Figure collection entries
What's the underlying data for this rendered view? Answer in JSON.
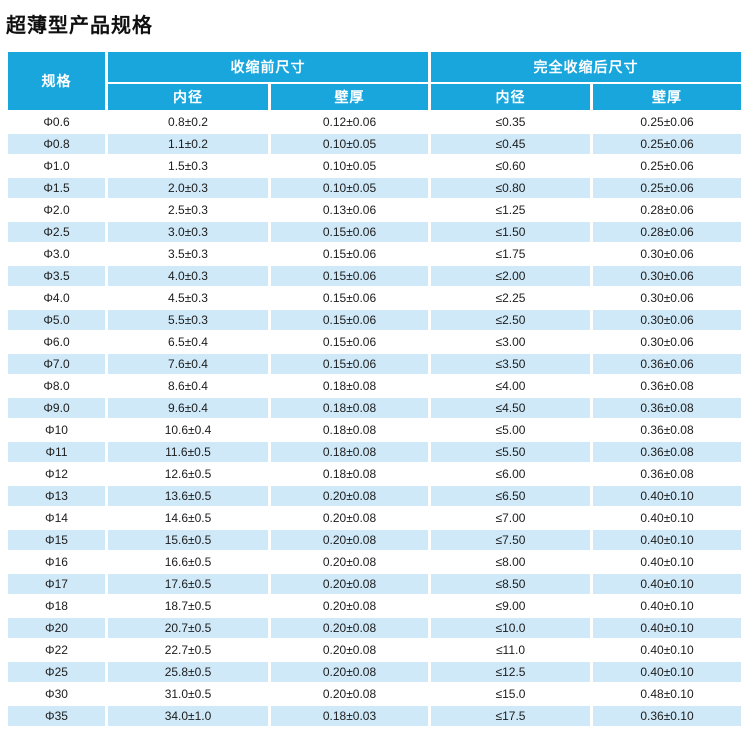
{
  "title": "超薄型产品规格",
  "table": {
    "header": {
      "spec": "规格",
      "before_group": "收缩前尺寸",
      "after_group": "完全收缩后尺寸",
      "sub_headers": [
        "内径",
        "壁厚",
        "内径",
        "壁厚"
      ]
    },
    "rows": [
      [
        "Φ0.6",
        "0.8±0.2",
        "0.12±0.06",
        "≤0.35",
        "0.25±0.06"
      ],
      [
        "Φ0.8",
        "1.1±0.2",
        "0.10±0.05",
        "≤0.45",
        "0.25±0.06"
      ],
      [
        "Φ1.0",
        "1.5±0.3",
        "0.10±0.05",
        "≤0.60",
        "0.25±0.06"
      ],
      [
        "Φ1.5",
        "2.0±0.3",
        "0.10±0.05",
        "≤0.80",
        "0.25±0.06"
      ],
      [
        "Φ2.0",
        "2.5±0.3",
        "0.13±0.06",
        "≤1.25",
        "0.28±0.06"
      ],
      [
        "Φ2.5",
        "3.0±0.3",
        "0.15±0.06",
        "≤1.50",
        "0.28±0.06"
      ],
      [
        "Φ3.0",
        "3.5±0.3",
        "0.15±0.06",
        "≤1.75",
        "0.30±0.06"
      ],
      [
        "Φ3.5",
        "4.0±0.3",
        "0.15±0.06",
        "≤2.00",
        "0.30±0.06"
      ],
      [
        "Φ4.0",
        "4.5±0.3",
        "0.15±0.06",
        "≤2.25",
        "0.30±0.06"
      ],
      [
        "Φ5.0",
        "5.5±0.3",
        "0.15±0.06",
        "≤2.50",
        "0.30±0.06"
      ],
      [
        "Φ6.0",
        "6.5±0.4",
        "0.15±0.06",
        "≤3.00",
        "0.30±0.06"
      ],
      [
        "Φ7.0",
        "7.6±0.4",
        "0.15±0.06",
        "≤3.50",
        "0.36±0.06"
      ],
      [
        "Φ8.0",
        "8.6±0.4",
        "0.18±0.08",
        "≤4.00",
        "0.36±0.08"
      ],
      [
        "Φ9.0",
        "9.6±0.4",
        "0.18±0.08",
        "≤4.50",
        "0.36±0.08"
      ],
      [
        "Φ10",
        "10.6±0.4",
        "0.18±0.08",
        "≤5.00",
        "0.36±0.08"
      ],
      [
        "Φ11",
        "11.6±0.5",
        "0.18±0.08",
        "≤5.50",
        "0.36±0.08"
      ],
      [
        "Φ12",
        "12.6±0.5",
        "0.18±0.08",
        "≤6.00",
        "0.36±0.08"
      ],
      [
        "Φ13",
        "13.6±0.5",
        "0.20±0.08",
        "≤6.50",
        "0.40±0.10"
      ],
      [
        "Φ14",
        "14.6±0.5",
        "0.20±0.08",
        "≤7.00",
        "0.40±0.10"
      ],
      [
        "Φ15",
        "15.6±0.5",
        "0.20±0.08",
        "≤7.50",
        "0.40±0.10"
      ],
      [
        "Φ16",
        "16.6±0.5",
        "0.20±0.08",
        "≤8.00",
        "0.40±0.10"
      ],
      [
        "Φ17",
        "17.6±0.5",
        "0.20±0.08",
        "≤8.50",
        "0.40±0.10"
      ],
      [
        "Φ18",
        "18.7±0.5",
        "0.20±0.08",
        "≤9.00",
        "0.40±0.10"
      ],
      [
        "Φ20",
        "20.7±0.5",
        "0.20±0.08",
        "≤10.0",
        "0.40±0.10"
      ],
      [
        "Φ22",
        "22.7±0.5",
        "0.20±0.08",
        "≤11.0",
        "0.40±0.10"
      ],
      [
        "Φ25",
        "25.8±0.5",
        "0.20±0.08",
        "≤12.5",
        "0.40±0.10"
      ],
      [
        "Φ30",
        "31.0±0.5",
        "0.20±0.08",
        "≤15.0",
        "0.48±0.10"
      ],
      [
        "Φ35",
        "34.0±1.0",
        "0.18±0.03",
        "≤17.5",
        "0.36±0.10"
      ]
    ]
  },
  "colors": {
    "header_bg": "#18a6dd",
    "stripe_bg": "#cfe9f8",
    "header_text": "#ffffff",
    "body_text": "#1c1c1c"
  }
}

Given request
Skip the images and write out the rest of the listing exactly.

Reply
What's the underlying data for this rendered view? Answer in JSON.
{
  "title": "超薄型产品规格",
  "table": {
    "header": {
      "spec": "规格",
      "before_group": "收缩前尺寸",
      "after_group": "完全收缩后尺寸",
      "sub_headers": [
        "内径",
        "壁厚",
        "内径",
        "壁厚"
      ]
    },
    "rows": [
      [
        "Φ0.6",
        "0.8±0.2",
        "0.12±0.06",
        "≤0.35",
        "0.25±0.06"
      ],
      [
        "Φ0.8",
        "1.1±0.2",
        "0.10±0.05",
        "≤0.45",
        "0.25±0.06"
      ],
      [
        "Φ1.0",
        "1.5±0.3",
        "0.10±0.05",
        "≤0.60",
        "0.25±0.06"
      ],
      [
        "Φ1.5",
        "2.0±0.3",
        "0.10±0.05",
        "≤0.80",
        "0.25±0.06"
      ],
      [
        "Φ2.0",
        "2.5±0.3",
        "0.13±0.06",
        "≤1.25",
        "0.28±0.06"
      ],
      [
        "Φ2.5",
        "3.0±0.3",
        "0.15±0.06",
        "≤1.50",
        "0.28±0.06"
      ],
      [
        "Φ3.0",
        "3.5±0.3",
        "0.15±0.06",
        "≤1.75",
        "0.30±0.06"
      ],
      [
        "Φ3.5",
        "4.0±0.3",
        "0.15±0.06",
        "≤2.00",
        "0.30±0.06"
      ],
      [
        "Φ4.0",
        "4.5±0.3",
        "0.15±0.06",
        "≤2.25",
        "0.30±0.06"
      ],
      [
        "Φ5.0",
        "5.5±0.3",
        "0.15±0.06",
        "≤2.50",
        "0.30±0.06"
      ],
      [
        "Φ6.0",
        "6.5±0.4",
        "0.15±0.06",
        "≤3.00",
        "0.30±0.06"
      ],
      [
        "Φ7.0",
        "7.6±0.4",
        "0.15±0.06",
        "≤3.50",
        "0.36±0.06"
      ],
      [
        "Φ8.0",
        "8.6±0.4",
        "0.18±0.08",
        "≤4.00",
        "0.36±0.08"
      ],
      [
        "Φ9.0",
        "9.6±0.4",
        "0.18±0.08",
        "≤4.50",
        "0.36±0.08"
      ],
      [
        "Φ10",
        "10.6±0.4",
        "0.18±0.08",
        "≤5.00",
        "0.36±0.08"
      ],
      [
        "Φ11",
        "11.6±0.5",
        "0.18±0.08",
        "≤5.50",
        "0.36±0.08"
      ],
      [
        "Φ12",
        "12.6±0.5",
        "0.18±0.08",
        "≤6.00",
        "0.36±0.08"
      ],
      [
        "Φ13",
        "13.6±0.5",
        "0.20±0.08",
        "≤6.50",
        "0.40±0.10"
      ],
      [
        "Φ14",
        "14.6±0.5",
        "0.20±0.08",
        "≤7.00",
        "0.40±0.10"
      ],
      [
        "Φ15",
        "15.6±0.5",
        "0.20±0.08",
        "≤7.50",
        "0.40±0.10"
      ],
      [
        "Φ16",
        "16.6±0.5",
        "0.20±0.08",
        "≤8.00",
        "0.40±0.10"
      ],
      [
        "Φ17",
        "17.6±0.5",
        "0.20±0.08",
        "≤8.50",
        "0.40±0.10"
      ],
      [
        "Φ18",
        "18.7±0.5",
        "0.20±0.08",
        "≤9.00",
        "0.40±0.10"
      ],
      [
        "Φ20",
        "20.7±0.5",
        "0.20±0.08",
        "≤10.0",
        "0.40±0.10"
      ],
      [
        "Φ22",
        "22.7±0.5",
        "0.20±0.08",
        "≤11.0",
        "0.40±0.10"
      ],
      [
        "Φ25",
        "25.8±0.5",
        "0.20±0.08",
        "≤12.5",
        "0.40±0.10"
      ],
      [
        "Φ30",
        "31.0±0.5",
        "0.20±0.08",
        "≤15.0",
        "0.48±0.10"
      ],
      [
        "Φ35",
        "34.0±1.0",
        "0.18±0.03",
        "≤17.5",
        "0.36±0.10"
      ]
    ]
  },
  "colors": {
    "header_bg": "#18a6dd",
    "stripe_bg": "#cfe9f8",
    "header_text": "#ffffff",
    "body_text": "#1c1c1c"
  }
}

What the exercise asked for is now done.